*DATASET CONTENT*.
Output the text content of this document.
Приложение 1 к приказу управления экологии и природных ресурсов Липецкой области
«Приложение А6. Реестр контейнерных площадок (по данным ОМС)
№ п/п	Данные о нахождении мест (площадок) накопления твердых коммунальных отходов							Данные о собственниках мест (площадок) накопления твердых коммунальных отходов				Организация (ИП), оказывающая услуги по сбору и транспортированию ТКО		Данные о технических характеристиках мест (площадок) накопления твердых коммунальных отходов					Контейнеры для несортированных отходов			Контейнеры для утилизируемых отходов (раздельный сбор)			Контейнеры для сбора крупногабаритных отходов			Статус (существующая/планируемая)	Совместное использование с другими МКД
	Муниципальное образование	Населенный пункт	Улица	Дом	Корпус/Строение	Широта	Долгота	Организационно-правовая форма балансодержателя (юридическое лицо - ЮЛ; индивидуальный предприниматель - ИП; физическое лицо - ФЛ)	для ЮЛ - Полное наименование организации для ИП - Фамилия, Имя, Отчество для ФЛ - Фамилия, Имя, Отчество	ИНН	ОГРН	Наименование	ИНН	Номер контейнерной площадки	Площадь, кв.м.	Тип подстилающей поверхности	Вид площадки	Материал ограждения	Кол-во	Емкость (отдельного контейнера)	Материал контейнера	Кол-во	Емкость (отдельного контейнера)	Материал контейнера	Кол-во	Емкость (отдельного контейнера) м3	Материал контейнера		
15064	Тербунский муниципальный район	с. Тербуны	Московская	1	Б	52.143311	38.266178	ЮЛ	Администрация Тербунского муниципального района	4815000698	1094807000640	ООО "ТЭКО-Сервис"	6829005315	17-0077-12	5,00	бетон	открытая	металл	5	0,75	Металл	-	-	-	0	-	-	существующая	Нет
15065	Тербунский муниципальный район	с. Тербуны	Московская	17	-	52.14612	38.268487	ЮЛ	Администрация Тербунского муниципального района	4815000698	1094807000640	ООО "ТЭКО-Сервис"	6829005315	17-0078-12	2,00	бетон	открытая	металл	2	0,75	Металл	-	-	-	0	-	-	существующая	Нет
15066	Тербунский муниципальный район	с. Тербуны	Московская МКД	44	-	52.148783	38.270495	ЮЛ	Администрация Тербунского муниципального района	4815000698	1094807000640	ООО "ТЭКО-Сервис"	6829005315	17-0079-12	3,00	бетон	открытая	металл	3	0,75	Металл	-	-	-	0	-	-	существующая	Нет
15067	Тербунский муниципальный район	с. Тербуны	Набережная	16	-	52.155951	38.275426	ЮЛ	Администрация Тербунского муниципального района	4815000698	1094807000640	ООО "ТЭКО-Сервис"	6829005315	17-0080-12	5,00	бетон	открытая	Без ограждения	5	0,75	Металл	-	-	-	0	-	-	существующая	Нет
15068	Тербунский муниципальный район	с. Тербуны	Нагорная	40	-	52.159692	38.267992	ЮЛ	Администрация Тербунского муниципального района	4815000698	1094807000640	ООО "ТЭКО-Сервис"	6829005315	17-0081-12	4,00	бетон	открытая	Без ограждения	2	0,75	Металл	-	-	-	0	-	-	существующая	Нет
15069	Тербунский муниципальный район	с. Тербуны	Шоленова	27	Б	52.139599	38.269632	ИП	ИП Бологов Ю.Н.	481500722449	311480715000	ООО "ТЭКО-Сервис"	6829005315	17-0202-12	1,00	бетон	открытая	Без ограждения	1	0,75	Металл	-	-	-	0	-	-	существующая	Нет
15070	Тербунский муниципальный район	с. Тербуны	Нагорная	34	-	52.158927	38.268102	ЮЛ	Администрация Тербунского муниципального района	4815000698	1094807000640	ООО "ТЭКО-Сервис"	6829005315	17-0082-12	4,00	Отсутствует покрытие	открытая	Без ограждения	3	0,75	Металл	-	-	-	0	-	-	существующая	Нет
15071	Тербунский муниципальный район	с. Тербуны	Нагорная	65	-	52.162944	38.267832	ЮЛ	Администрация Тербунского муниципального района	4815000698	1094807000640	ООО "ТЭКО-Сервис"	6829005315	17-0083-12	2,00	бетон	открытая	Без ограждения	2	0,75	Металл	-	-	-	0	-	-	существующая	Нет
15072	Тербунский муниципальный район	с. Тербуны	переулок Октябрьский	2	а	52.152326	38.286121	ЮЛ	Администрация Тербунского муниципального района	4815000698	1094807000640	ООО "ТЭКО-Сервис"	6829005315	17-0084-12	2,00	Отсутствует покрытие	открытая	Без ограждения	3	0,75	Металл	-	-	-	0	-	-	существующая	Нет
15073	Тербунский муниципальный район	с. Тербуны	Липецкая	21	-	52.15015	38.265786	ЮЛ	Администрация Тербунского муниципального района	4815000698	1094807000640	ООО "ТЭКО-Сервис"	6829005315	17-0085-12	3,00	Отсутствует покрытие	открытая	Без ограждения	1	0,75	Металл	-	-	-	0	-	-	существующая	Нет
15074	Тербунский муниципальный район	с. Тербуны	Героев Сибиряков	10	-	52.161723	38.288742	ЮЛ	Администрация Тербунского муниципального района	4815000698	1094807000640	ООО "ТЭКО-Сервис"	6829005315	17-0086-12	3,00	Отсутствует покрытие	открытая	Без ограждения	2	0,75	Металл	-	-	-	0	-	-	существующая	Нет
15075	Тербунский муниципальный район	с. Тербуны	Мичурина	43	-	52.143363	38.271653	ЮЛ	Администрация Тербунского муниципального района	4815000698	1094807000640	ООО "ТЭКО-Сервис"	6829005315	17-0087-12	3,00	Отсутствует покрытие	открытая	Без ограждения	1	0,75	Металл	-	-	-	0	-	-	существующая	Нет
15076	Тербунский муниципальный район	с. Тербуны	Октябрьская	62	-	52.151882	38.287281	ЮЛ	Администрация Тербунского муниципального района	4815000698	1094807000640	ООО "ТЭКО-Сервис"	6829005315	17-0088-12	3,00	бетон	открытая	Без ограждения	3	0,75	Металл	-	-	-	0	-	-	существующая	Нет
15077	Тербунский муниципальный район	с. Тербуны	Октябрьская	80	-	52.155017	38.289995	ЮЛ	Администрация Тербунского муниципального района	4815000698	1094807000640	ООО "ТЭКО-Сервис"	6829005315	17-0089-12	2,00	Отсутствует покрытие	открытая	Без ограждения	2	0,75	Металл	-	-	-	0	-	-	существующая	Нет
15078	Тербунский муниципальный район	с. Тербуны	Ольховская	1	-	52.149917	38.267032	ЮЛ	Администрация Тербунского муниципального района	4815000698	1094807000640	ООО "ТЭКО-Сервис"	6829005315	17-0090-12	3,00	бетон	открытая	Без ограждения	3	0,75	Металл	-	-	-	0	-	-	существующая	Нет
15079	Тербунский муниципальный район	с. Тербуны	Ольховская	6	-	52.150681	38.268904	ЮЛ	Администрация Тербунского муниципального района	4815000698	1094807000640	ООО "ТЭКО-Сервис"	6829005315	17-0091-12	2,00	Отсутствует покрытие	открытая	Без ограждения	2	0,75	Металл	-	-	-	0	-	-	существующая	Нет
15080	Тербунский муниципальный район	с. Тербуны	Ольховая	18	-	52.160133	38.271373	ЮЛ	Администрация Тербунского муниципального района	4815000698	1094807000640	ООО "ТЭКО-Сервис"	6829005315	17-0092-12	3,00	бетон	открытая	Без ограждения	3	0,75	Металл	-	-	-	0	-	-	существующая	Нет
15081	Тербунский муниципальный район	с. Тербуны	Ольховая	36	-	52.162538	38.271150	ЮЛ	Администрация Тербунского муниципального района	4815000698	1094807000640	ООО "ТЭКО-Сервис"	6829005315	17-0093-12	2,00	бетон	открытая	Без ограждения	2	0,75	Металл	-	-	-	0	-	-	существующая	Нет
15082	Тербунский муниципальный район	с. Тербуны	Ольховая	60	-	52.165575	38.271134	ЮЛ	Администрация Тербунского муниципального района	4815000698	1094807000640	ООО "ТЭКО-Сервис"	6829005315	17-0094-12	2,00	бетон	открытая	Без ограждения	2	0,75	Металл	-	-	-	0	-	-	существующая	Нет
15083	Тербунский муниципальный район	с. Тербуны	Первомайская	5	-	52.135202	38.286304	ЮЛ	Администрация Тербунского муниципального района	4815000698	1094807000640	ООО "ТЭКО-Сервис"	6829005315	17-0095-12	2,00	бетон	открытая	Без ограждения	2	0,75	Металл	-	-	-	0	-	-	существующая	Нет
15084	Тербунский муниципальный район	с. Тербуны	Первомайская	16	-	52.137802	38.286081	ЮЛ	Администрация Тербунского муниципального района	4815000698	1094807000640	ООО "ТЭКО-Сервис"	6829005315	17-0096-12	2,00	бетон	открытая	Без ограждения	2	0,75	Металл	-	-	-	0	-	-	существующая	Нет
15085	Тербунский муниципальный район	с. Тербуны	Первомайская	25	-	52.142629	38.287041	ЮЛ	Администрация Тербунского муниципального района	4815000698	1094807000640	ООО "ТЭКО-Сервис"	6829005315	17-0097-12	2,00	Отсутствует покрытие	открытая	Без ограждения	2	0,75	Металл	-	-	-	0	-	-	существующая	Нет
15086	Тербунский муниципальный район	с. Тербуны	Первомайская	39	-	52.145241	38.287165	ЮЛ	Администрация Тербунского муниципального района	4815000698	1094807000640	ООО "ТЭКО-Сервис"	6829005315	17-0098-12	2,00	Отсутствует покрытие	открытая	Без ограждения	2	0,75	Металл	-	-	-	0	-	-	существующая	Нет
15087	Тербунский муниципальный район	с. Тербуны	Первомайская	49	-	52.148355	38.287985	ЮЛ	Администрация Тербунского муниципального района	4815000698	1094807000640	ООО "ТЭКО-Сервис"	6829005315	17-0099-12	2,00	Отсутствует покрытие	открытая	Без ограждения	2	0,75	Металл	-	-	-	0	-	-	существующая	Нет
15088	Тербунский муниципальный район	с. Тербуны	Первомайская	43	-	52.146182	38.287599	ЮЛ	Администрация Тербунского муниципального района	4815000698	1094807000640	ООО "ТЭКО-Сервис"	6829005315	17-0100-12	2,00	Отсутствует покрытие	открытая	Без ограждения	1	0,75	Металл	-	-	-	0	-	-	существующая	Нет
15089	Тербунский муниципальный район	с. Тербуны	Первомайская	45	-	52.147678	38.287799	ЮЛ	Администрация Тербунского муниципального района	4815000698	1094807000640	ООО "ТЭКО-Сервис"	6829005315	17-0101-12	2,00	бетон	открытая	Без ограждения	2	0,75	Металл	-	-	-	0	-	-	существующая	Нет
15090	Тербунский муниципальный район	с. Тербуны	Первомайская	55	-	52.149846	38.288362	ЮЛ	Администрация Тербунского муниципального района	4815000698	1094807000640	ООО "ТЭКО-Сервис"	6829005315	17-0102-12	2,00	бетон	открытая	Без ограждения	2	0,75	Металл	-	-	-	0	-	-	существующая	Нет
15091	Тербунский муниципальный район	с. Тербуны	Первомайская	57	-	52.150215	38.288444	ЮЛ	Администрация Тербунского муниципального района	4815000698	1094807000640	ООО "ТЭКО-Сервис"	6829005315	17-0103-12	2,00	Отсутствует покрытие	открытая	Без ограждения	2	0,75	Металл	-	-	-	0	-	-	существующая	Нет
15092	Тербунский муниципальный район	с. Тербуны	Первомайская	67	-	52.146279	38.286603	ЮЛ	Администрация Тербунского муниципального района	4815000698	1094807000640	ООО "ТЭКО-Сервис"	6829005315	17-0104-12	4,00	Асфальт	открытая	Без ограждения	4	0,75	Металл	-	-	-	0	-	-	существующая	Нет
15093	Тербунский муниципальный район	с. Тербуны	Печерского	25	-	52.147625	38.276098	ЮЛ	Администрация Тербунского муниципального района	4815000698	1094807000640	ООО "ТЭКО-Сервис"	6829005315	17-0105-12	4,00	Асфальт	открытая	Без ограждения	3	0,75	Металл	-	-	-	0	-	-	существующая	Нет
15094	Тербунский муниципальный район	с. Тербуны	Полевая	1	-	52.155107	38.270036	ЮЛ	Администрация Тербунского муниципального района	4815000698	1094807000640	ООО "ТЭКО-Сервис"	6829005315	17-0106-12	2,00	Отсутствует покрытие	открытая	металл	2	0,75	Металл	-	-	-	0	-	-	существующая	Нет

*DIRECTIONS*. Lines that include the word "Приложение" are to be extracted from the data above.

*RESULT*.
Приложение 1 к приказу управления экологии и природных ресурсов Липецкой области
«Приложение А6. Реестр контейнерных площадок (по данным ОМС)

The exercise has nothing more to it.